» RECORDS
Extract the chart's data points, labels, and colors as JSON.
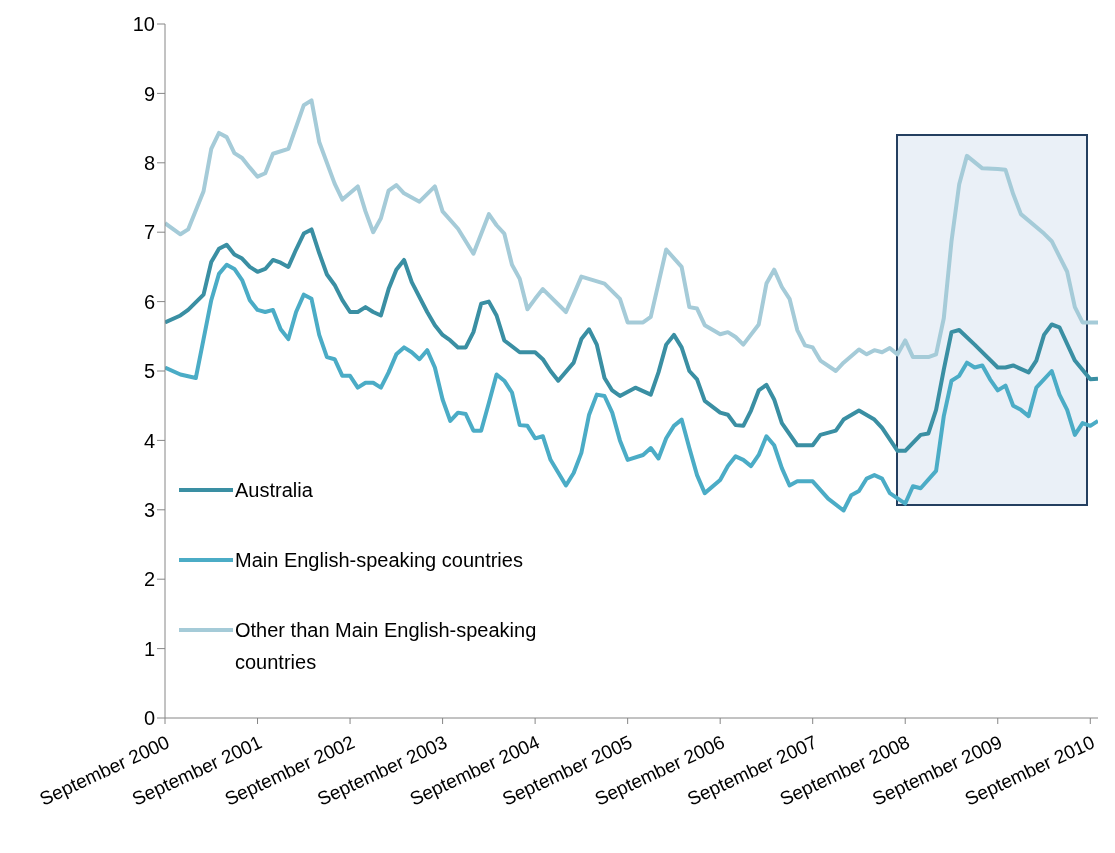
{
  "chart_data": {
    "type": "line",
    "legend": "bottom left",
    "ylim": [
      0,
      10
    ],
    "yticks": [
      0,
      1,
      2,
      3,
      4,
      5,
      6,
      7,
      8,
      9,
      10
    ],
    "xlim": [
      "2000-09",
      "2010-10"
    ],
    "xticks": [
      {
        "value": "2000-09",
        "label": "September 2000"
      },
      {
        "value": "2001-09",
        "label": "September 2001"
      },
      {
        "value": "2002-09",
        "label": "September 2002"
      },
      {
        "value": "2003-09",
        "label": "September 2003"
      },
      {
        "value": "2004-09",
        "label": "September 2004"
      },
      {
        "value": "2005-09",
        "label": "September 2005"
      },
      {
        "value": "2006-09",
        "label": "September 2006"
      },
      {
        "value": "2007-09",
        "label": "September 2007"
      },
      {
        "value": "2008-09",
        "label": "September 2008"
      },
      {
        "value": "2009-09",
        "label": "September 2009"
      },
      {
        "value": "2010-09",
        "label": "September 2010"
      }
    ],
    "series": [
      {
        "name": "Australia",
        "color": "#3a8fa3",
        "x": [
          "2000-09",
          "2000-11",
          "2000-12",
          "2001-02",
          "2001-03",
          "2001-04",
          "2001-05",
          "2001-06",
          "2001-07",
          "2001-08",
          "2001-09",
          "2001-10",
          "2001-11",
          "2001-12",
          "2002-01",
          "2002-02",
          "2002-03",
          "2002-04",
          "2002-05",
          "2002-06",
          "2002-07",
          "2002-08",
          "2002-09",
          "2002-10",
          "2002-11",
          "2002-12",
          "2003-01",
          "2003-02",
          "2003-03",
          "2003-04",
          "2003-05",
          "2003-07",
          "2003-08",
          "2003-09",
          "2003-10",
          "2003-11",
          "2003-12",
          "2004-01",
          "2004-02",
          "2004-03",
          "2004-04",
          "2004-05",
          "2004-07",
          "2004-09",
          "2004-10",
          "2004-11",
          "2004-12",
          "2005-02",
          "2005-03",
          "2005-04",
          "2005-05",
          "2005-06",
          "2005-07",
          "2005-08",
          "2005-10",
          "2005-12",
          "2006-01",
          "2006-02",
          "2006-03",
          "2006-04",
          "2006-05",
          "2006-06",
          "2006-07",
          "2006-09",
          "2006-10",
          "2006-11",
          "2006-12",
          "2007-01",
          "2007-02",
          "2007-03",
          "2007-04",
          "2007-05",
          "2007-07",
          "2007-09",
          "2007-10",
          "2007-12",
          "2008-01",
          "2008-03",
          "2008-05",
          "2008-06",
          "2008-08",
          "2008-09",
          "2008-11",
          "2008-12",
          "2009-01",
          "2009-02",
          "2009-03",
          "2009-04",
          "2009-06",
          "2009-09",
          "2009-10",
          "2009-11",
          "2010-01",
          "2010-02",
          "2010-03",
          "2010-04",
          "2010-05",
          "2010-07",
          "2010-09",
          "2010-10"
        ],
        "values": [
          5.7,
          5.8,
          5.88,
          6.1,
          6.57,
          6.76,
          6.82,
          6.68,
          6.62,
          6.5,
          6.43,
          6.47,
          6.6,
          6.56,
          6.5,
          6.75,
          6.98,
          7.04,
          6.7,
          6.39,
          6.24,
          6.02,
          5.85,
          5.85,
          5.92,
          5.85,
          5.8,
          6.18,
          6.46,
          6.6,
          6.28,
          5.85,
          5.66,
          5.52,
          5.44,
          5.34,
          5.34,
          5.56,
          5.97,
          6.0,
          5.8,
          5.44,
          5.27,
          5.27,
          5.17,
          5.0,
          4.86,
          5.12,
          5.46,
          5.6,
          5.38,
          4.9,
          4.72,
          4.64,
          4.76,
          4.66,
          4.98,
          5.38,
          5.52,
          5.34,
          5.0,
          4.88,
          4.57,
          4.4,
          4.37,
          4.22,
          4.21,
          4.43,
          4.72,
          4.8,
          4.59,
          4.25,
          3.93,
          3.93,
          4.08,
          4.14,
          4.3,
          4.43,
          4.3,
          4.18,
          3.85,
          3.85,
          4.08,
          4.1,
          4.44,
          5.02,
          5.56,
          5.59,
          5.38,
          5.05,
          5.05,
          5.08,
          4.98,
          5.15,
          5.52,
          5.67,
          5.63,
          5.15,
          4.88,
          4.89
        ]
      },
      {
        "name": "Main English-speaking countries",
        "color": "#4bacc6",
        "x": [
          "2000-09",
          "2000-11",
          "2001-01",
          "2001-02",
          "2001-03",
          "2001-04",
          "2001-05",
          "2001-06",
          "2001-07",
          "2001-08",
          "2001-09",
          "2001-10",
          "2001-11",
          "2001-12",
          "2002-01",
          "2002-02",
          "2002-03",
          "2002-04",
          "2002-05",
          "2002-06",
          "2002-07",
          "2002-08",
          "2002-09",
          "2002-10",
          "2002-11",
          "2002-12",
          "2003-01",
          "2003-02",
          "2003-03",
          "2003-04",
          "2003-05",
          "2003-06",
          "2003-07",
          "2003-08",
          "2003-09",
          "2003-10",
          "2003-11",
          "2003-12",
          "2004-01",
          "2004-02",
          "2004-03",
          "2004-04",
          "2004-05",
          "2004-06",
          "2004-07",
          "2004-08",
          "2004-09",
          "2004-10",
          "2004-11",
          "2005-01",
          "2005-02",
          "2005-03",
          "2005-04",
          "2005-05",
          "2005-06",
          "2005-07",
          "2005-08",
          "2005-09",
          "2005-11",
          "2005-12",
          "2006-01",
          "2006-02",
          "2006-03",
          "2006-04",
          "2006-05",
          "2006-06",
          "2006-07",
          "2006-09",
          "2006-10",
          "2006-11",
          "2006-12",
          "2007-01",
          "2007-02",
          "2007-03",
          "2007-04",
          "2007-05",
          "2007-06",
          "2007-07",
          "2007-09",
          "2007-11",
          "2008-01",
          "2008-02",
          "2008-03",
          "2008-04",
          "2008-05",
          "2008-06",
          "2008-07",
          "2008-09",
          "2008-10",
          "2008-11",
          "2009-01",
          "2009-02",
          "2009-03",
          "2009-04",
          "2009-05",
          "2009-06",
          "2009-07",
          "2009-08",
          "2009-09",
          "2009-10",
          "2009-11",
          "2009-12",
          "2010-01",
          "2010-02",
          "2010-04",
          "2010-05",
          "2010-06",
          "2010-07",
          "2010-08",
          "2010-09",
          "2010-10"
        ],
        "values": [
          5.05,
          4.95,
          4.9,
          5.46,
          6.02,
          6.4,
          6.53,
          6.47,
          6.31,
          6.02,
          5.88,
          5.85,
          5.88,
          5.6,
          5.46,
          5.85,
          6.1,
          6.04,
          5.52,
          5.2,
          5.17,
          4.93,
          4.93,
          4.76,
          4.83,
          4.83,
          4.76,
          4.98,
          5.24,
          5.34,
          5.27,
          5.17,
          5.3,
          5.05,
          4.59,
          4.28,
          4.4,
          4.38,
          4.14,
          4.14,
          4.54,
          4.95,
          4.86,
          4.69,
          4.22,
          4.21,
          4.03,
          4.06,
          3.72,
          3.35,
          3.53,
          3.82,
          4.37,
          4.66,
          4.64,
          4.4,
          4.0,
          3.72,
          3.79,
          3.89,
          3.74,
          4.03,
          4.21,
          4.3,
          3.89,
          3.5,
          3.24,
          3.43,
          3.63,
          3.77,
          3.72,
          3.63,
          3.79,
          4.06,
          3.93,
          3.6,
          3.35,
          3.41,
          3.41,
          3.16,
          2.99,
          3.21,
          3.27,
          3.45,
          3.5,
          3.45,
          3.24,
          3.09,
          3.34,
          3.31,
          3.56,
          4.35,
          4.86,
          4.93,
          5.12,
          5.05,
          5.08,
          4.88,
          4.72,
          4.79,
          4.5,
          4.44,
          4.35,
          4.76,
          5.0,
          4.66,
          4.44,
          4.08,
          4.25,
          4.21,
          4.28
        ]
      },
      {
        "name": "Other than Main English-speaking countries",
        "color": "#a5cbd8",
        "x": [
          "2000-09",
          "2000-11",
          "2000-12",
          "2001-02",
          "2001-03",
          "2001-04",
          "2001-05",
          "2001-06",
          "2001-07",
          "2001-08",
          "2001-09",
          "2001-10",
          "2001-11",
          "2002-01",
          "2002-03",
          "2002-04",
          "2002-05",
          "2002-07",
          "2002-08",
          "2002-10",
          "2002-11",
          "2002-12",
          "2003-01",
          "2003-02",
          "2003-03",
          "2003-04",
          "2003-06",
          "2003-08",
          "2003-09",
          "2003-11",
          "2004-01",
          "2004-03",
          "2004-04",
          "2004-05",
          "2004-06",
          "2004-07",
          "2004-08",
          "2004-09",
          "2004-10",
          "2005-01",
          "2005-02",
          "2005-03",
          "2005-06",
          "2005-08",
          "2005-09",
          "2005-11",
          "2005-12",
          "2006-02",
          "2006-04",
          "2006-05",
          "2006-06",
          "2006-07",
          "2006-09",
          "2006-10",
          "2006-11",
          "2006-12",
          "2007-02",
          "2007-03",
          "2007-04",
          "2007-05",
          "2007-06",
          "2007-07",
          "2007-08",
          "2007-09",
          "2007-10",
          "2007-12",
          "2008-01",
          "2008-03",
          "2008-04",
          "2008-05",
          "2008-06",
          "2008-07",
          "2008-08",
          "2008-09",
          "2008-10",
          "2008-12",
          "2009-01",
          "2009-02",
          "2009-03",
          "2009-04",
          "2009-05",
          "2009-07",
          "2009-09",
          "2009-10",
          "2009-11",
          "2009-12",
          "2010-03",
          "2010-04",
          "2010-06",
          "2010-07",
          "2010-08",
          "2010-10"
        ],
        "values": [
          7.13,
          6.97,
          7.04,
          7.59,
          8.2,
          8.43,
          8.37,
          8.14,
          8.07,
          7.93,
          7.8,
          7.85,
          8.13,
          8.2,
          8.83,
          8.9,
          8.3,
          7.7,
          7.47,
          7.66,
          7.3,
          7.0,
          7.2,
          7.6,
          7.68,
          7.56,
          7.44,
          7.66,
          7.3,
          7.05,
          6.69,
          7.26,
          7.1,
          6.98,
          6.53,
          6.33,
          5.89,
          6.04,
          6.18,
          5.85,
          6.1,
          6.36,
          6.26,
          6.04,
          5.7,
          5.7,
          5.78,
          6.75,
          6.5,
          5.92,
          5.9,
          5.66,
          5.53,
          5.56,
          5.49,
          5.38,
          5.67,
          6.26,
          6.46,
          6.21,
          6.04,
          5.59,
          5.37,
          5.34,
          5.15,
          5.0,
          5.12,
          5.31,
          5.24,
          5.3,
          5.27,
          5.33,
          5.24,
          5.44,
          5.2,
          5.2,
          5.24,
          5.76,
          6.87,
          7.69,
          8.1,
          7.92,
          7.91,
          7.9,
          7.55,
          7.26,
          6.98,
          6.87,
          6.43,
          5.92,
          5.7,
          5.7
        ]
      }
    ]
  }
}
--
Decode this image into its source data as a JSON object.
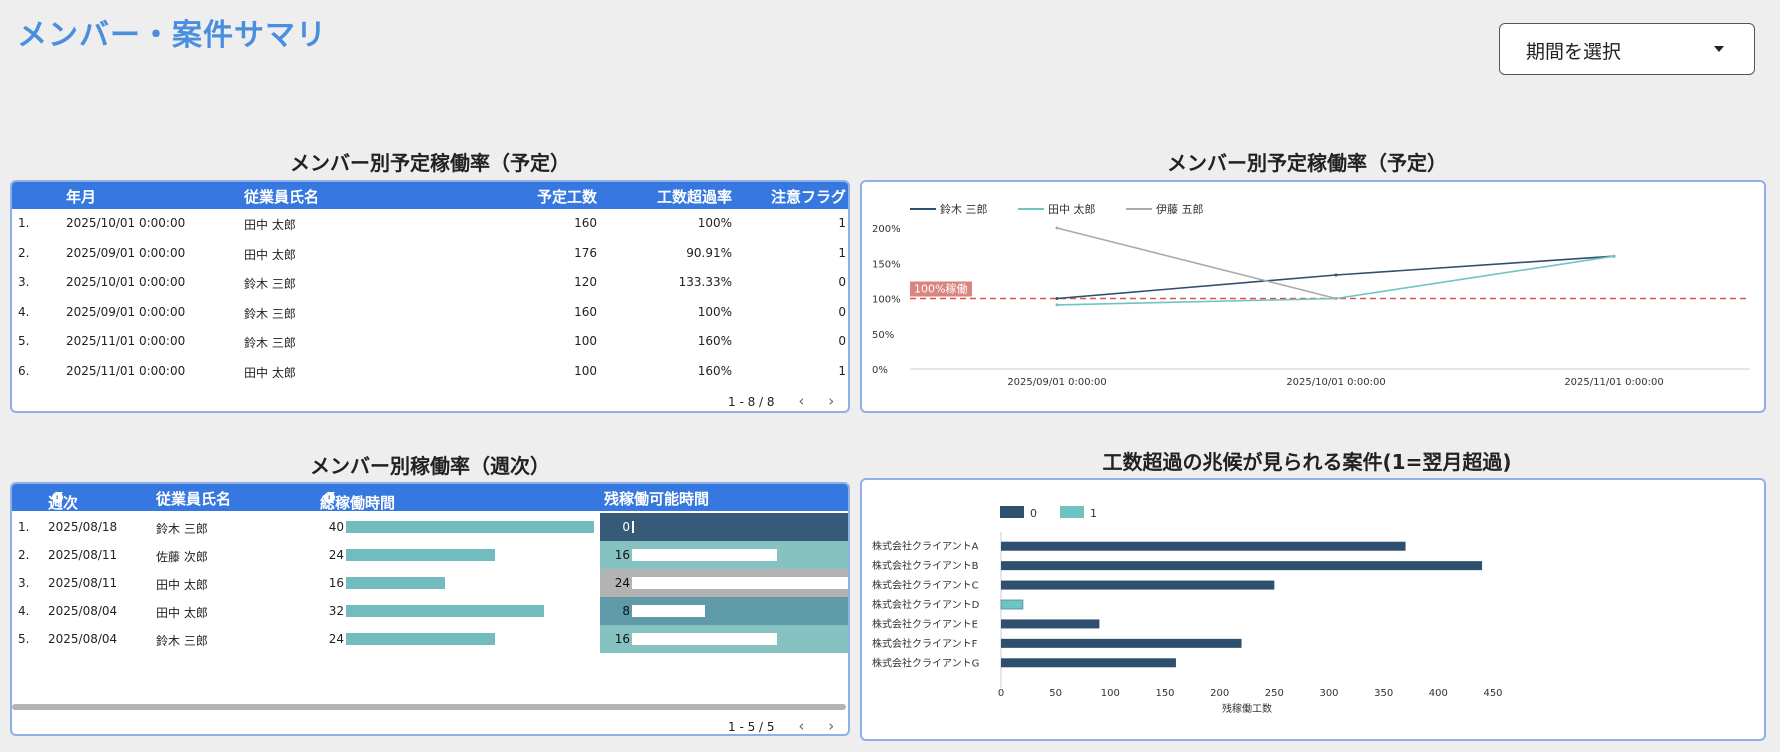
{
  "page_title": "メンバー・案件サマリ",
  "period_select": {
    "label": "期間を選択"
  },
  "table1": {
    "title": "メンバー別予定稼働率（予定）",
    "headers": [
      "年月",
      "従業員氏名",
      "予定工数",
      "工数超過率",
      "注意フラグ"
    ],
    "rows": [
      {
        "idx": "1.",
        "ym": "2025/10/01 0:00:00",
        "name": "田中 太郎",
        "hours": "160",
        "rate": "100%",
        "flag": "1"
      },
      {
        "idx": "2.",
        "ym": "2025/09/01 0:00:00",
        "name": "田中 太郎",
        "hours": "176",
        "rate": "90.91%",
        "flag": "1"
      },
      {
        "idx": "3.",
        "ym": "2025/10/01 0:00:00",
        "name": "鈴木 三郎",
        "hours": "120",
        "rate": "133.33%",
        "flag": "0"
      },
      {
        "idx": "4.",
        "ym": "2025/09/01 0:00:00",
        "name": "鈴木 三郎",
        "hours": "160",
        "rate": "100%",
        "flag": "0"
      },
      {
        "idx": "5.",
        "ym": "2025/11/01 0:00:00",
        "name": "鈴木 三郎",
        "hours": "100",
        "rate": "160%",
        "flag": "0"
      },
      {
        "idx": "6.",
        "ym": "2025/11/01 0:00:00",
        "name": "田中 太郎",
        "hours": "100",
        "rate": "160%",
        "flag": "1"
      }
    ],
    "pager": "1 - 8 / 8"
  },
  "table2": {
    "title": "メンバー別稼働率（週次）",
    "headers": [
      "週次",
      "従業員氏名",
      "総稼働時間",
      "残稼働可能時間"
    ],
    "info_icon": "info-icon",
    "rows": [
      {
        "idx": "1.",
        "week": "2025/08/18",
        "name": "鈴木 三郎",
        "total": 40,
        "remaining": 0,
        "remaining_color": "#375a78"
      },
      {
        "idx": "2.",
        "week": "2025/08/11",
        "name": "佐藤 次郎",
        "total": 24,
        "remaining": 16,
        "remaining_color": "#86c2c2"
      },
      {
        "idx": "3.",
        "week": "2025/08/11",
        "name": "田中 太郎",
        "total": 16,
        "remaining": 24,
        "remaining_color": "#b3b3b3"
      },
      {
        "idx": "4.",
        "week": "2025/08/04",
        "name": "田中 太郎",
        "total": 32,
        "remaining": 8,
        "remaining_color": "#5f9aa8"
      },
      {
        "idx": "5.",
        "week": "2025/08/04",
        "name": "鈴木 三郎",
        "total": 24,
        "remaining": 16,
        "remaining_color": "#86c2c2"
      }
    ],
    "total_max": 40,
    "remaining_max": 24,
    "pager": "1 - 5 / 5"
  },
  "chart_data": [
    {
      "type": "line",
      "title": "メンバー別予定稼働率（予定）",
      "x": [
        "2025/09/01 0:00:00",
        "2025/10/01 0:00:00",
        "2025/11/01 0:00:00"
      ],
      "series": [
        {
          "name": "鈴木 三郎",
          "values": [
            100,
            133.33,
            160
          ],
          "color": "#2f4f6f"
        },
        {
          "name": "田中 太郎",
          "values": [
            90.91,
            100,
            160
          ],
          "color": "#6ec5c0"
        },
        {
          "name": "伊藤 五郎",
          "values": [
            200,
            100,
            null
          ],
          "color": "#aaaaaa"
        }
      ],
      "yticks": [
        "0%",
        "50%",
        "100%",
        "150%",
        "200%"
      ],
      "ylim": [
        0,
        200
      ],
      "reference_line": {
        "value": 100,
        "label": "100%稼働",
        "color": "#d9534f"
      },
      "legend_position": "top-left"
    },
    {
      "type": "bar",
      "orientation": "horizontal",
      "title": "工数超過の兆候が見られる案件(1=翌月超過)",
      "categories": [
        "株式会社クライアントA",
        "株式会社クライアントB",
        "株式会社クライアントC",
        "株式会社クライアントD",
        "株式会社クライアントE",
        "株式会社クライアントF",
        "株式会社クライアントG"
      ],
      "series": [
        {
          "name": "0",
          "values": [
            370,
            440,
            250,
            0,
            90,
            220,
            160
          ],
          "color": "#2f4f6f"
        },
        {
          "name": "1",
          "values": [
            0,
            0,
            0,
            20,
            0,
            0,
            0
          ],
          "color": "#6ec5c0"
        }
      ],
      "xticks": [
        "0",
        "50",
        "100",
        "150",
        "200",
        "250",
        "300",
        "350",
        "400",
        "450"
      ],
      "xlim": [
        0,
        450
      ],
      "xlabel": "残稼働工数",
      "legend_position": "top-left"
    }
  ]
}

» TASK BRIEF
Copy all lines from the listing that contain "English".

» COMPLETE OUTPUT
        "name": "Main English-speaking countries",
        "name": "Other than Main English-speaking countries",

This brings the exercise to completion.